— START Data provided —
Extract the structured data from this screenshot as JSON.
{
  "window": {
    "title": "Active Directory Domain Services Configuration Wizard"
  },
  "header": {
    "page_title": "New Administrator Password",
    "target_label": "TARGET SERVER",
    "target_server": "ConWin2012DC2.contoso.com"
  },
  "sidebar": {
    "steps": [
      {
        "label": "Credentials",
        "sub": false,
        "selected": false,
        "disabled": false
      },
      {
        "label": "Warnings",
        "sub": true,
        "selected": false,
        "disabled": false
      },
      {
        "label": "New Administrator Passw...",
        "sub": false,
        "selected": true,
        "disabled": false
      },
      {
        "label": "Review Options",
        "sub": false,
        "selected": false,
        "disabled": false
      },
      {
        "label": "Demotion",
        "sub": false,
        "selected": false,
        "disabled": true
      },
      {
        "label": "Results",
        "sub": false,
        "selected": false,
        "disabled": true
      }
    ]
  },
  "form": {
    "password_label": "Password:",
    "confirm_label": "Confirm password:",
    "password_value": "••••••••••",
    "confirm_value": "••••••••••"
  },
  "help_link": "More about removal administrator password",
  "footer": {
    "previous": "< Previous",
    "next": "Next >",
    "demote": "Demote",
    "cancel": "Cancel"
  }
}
— END Data provided —
Copy every record exactly as presented.

Extract the structured data from this screenshot as JSON.
{
  "window": {
    "title": "Active Directory Domain Services Configuration Wizard"
  },
  "header": {
    "page_title": "New Administrator Password",
    "target_label": "TARGET SERVER",
    "target_server": "ConWin2012DC2.contoso.com"
  },
  "sidebar": {
    "steps": [
      {
        "label": "Credentials",
        "sub": false,
        "selected": false,
        "disabled": false
      },
      {
        "label": "Warnings",
        "sub": true,
        "selected": false,
        "disabled": false
      },
      {
        "label": "New Administrator Passw...",
        "sub": false,
        "selected": true,
        "disabled": false
      },
      {
        "label": "Review Options",
        "sub": false,
        "selected": false,
        "disabled": false
      },
      {
        "label": "Demotion",
        "sub": false,
        "selected": false,
        "disabled": true
      },
      {
        "label": "Results",
        "sub": false,
        "selected": false,
        "disabled": true
      }
    ]
  },
  "form": {
    "password_label": "Password:",
    "confirm_label": "Confirm password:",
    "password_value": "••••••••••",
    "confirm_value": "••••••••••"
  },
  "help_link": "More about removal administrator password",
  "footer": {
    "previous": "< Previous",
    "next": "Next >",
    "demote": "Demote",
    "cancel": "Cancel"
  }
}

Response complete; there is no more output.